SET PROBLEM:
Copy every line that mentions the word "الدمشقي".

AVAILABLE RECORDS:
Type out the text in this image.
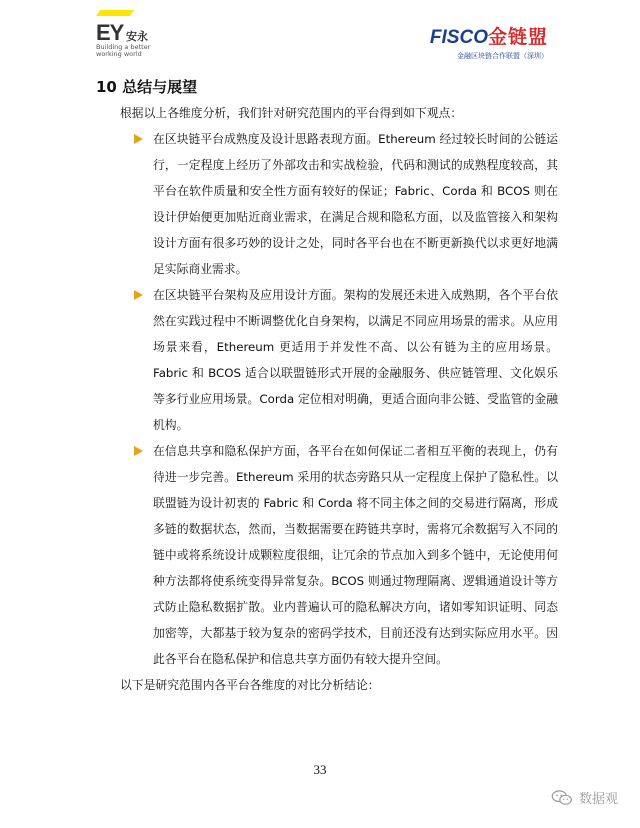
EY 安永
Building a better working world
FISCO金链盟
金融区块链合作联盟（深圳）
10 总结与展望
根据以上各维度分析，我们针对研究范围内的平台得到如下观点：
在区块链平台成熟度及设计思路表现方面。Ethereum 经过较长时间的公链运行，一定程度上经历了外部攻击和实战检验，代码和测试的成熟程度较高，其平台在软件质量和安全性方面有较好的保证；Fabric、Corda 和 BCOS 则在设计伊始便更加贴近商业需求，在满足合规和隐私方面，以及监管接入和架构设计方面有很多巧妙的设计之处，同时各平台也在不断更新换代以求更好地满足实际商业需求。
在区块链平台架构及应用设计方面。架构的发展还未进入成熟期，各个平台依然在实践过程中不断调整优化自身架构，以满足不同应用场景的需求。从应用场景来看，Ethereum 更适用于并发性不高、以公有链为主的应用场景。Fabric 和 BCOS 适合以联盟链形式开展的金融服务、供应链管理、文化娱乐等多行业应用场景。Corda 定位相对明确，更适合面向非公链、受监管的金融机构。
在信息共享和隐私保护方面，各平台在如何保证二者相互平衡的表现上，仍有待进一步完善。Ethereum 采用的状态旁路只从一定程度上保护了隐私性。以联盟链为设计初衷的 Fabric 和 Corda 将不同主体之间的交易进行隔离，形成多链的数据状态，然而，当数据需要在跨链共享时，需将冗余数据写入不同的链中或将系统设计成颗粒度很细，让冗余的节点加入到多个链中，无论使用何种方法都将使系统变得异常复杂。BCOS 则通过物理隔离、逻辑通道设计等方式防止隐私数据扩散。业内普遍认可的隐私解决方向，诸如零知识证明、同态加密等，大都基于较为复杂的密码学技术，目前还没有达到实际应用水平。因此各平台在隐私保护和信息共享方面仍有较大提升空间。
以下是研究范围内各平台各维度的对比分析结论：
33
数据观
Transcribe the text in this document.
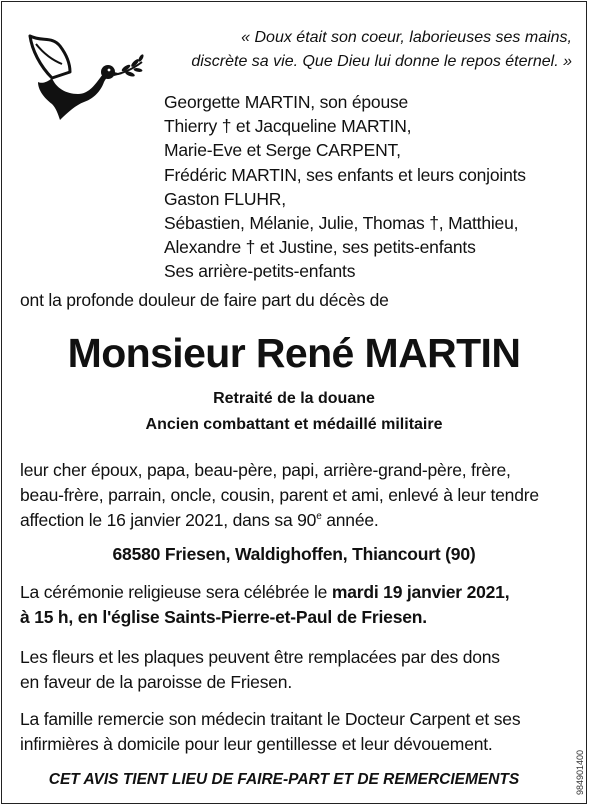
« Doux était son coeur, laborieuses ses mains,
discrète sa vie. Que Dieu lui donne le repos éternel. »
Georgette MARTIN, son épouse
Thierry † et Jacqueline MARTIN,
Marie-Eve et Serge CARPENT,
Frédéric MARTIN, ses enfants et leurs conjoints
Gaston FLUHR,
Sébastien, Mélanie, Julie, Thomas †, Matthieu,
Alexandre † et Justine, ses petits-enfants
Ses arrière-petits-enfants
ont la profonde douleur de faire part du décès de
Monsieur René MARTIN
Retraité de la douane
Ancien combattant et médaillé militaire
leur cher époux, papa, beau-père, papi, arrière-grand-père, frère,
beau-frère, parrain, oncle, cousin, parent et ami, enlevé à leur tendre
affection le 16 janvier 2021, dans sa 90e année.
68580 Friesen, Waldighoffen, Thiancourt (90)
La cérémonie religieuse sera célébrée le mardi 19 janvier 2021,
à 15 h, en l'église Saints-Pierre-et-Paul de Friesen.
Les fleurs et les plaques peuvent être remplacées par des dons
en faveur de la paroisse de Friesen.
La famille remercie son médecin traitant le Docteur Carpent et ses
infirmières à domicile pour leur gentillesse et leur dévouement.
CET AVIS TIENT LIEU DE FAIRE-PART ET DE REMERCIEMENTS	984901400
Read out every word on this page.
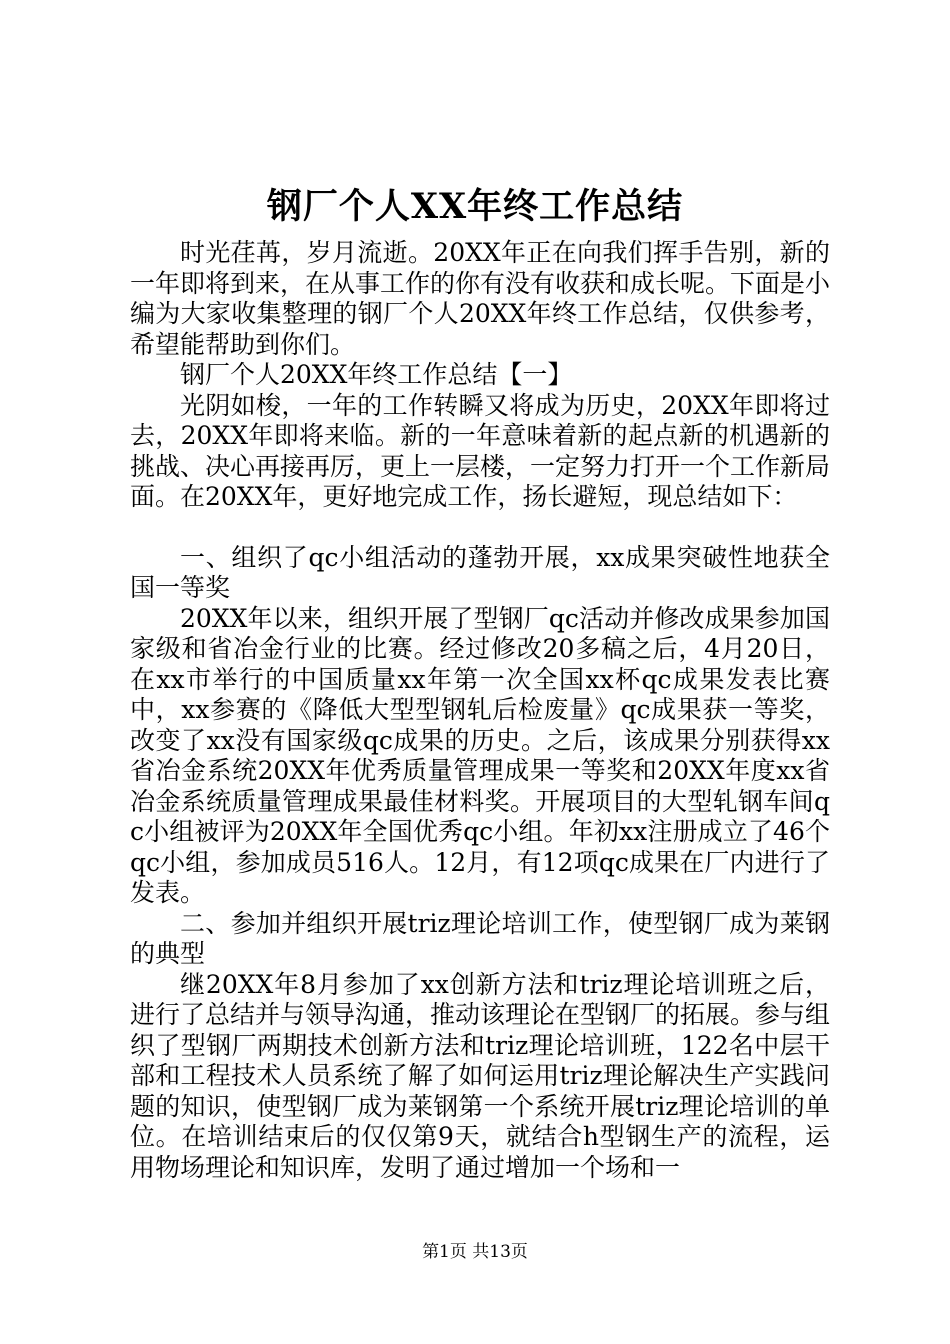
钢厂个人XX年终工作总结

时光荏苒，岁月流逝。20XX年正在向我们挥手告别，新的一年即将到来，在从事工作的你有没有收获和成长呢。下面是小编为大家收集整理的钢厂个人20XX年终工作总结，仅供参考，希望能帮助到你们。

钢厂个人20XX年终工作总结【一】

光阴如梭，一年的工作转瞬又将成为历史，20XX年即将过去，20XX年即将来临。新的一年意味着新的起点新的机遇新的挑战、决心再接再厉，更上一层楼，一定努力打开一个工作新局面。在20XX年，更好地完成工作，扬长避短，现总结如下：

一、组织了qc小组活动的蓬勃开展，xx成果突破性地获全国一等奖

20XX年以来，组织开展了型钢厂qc活动并修改成果参加国家级和省冶金行业的比赛。经过修改20多稿之后，4月20日，在xx市举行的中国质量xx年第一次全国xx杯qc成果发表比赛中，xx参赛的《降低大型型钢轧后检废量》qc成果获一等奖，改变了xx没有国家级qc成果的历史。之后，该成果分别获得xx省冶金系统20XX年优秀质量管理成果一等奖和20XX年度xx省冶金系统质量管理成果最佳材料奖。开展项目的大型轧钢车间qc小组被评为20XX年全国优秀qc小组。年初xx注册成立了46个qc小组，参加成员516人。12月，有12项qc成果在厂内进行了发表。

二、参加并组织开展triz理论培训工作，使型钢厂成为莱钢的典型

继20XX年8月参加了xx创新方法和triz理论培训班之后，进行了总结并与领导沟通，推动该理论在型钢厂的拓展。参与组织了型钢厂两期技术创新方法和triz理论培训班，122名中层干部和工程技术人员系统了解了如何运用triz理论解决生产实践问题的知识，使型钢厂成为莱钢第一个系统开展triz理论培训的单位。在培训结束后的仅仅第9天，就结合h型钢生产的流程，运用物场理论和知识库，发明了通过增加一个场和一

第1页 共13页
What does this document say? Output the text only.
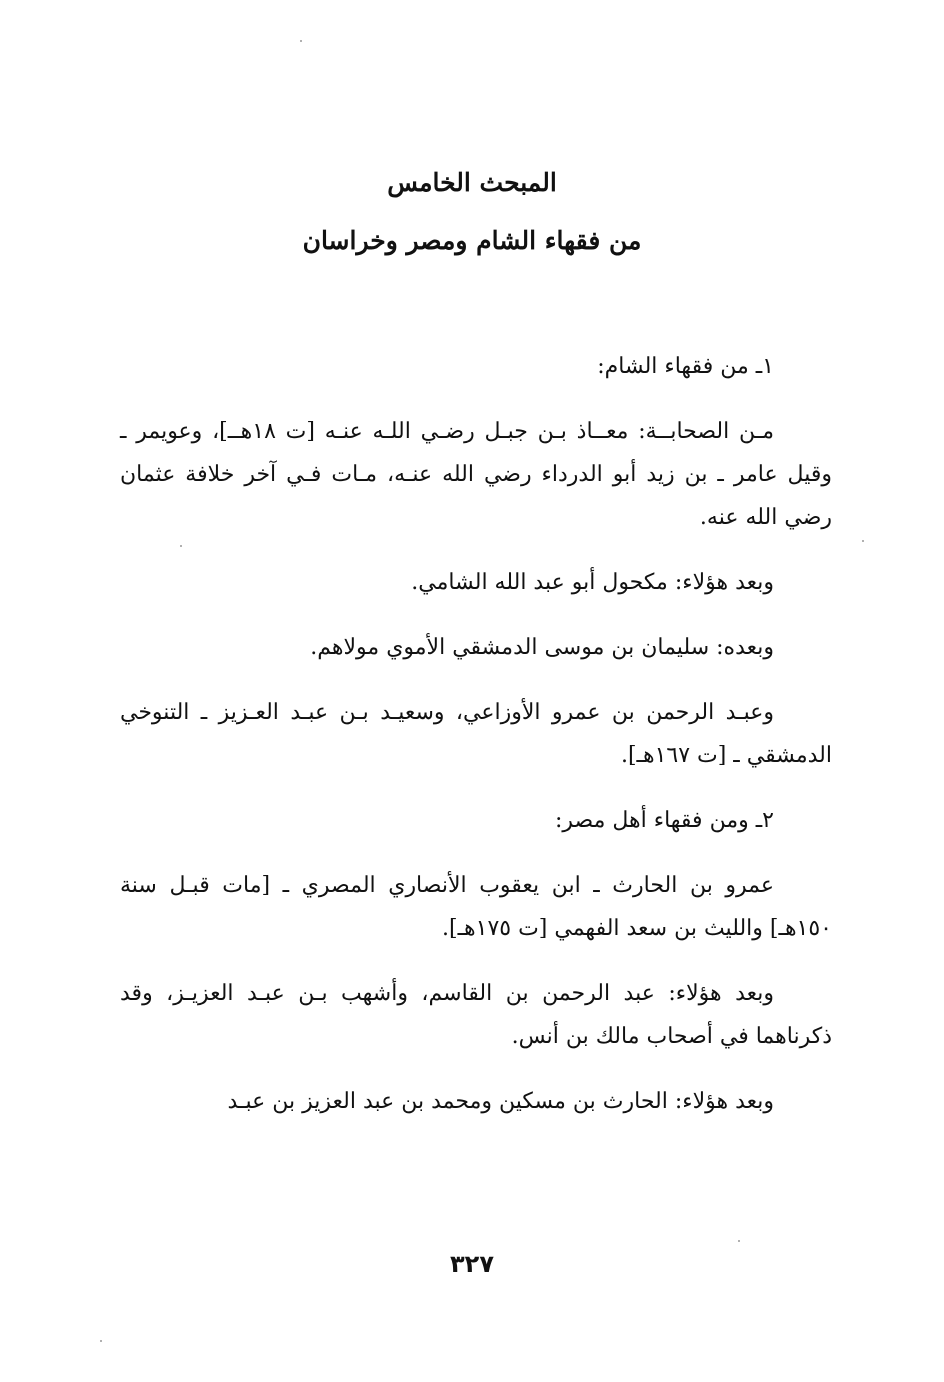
المبحث الخامس
من فقهاء الشام ومصر وخراسان

١ـ من فقهاء الشام:

مـن الصحابــة: معــاذ بـن جبـل رضـي اللـه عنـه [ت ١٨هــ]، وعويمر ـ وقيل عامر ـ بن زيد أبو الدرداء رضي الله عنـه، مـات فـي آخر خلافة عثمان رضي الله عنه.

وبعد هؤلاء: مكحول أبو عبد الله الشامي.

وبعده: سليمان بن موسى الدمشقي الأموي مولاهم.

وعبـد الرحمن بن عمرو الأوزاعي، وسعيـد بـن عبـد العـزيز ـ التنوخي الدمشقي ـ [ت ١٦٧هـ].

٢ـ ومن فقهاء أهل مصر:

عمرو بن الحارث ـ ابن يعقوب الأنصاري المصري ـ [مات قبـل سنة ١٥٠هـ] والليث بن سعد الفهمي [ت ١٧٥هـ].

وبعد هؤلاء: عبد الرحمن بن القاسم، وأشهب بـن عبـد العزيـز، وقد ذكرناهما في أصحاب مالك بن أنس.

وبعد هؤلاء: الحارث بن مسكين ومحمد بن عبد العزيز بن عبـد

٣٢٧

ANSWER:
وبعده: سليمان بن موسى الدمشقي الأموي مولاهم.
وعبـد الرحمن بن عمرو الأوزاعي، وسعيـد بـن عبـد العـزيز ـ التنوخي الدمشقي ـ [ت ١٦٧هـ].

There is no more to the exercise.